[Dataset items]
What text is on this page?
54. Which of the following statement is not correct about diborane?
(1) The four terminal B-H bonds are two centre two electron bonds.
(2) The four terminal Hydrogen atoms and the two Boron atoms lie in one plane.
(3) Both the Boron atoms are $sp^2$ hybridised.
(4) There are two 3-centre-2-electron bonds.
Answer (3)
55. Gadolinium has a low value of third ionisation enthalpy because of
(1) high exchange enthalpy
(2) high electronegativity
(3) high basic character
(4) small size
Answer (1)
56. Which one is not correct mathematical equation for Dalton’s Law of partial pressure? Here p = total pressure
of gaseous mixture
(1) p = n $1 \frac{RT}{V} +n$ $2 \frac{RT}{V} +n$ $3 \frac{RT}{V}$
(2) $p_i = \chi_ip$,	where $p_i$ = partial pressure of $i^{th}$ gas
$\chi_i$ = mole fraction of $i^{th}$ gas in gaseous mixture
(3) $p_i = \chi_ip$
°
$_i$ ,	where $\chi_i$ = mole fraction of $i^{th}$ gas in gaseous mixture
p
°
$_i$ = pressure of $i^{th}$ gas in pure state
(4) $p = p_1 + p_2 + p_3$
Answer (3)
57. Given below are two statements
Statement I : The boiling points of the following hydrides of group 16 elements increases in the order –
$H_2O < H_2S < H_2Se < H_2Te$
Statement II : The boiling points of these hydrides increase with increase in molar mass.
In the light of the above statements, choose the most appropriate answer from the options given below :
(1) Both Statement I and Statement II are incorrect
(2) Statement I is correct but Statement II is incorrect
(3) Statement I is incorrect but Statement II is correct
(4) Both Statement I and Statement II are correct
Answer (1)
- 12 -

### WHAT THIS TASK INVOLVES
Determine how many lines in the records contain "fraction", and reply with the number only.

### ANSWER BELOW
2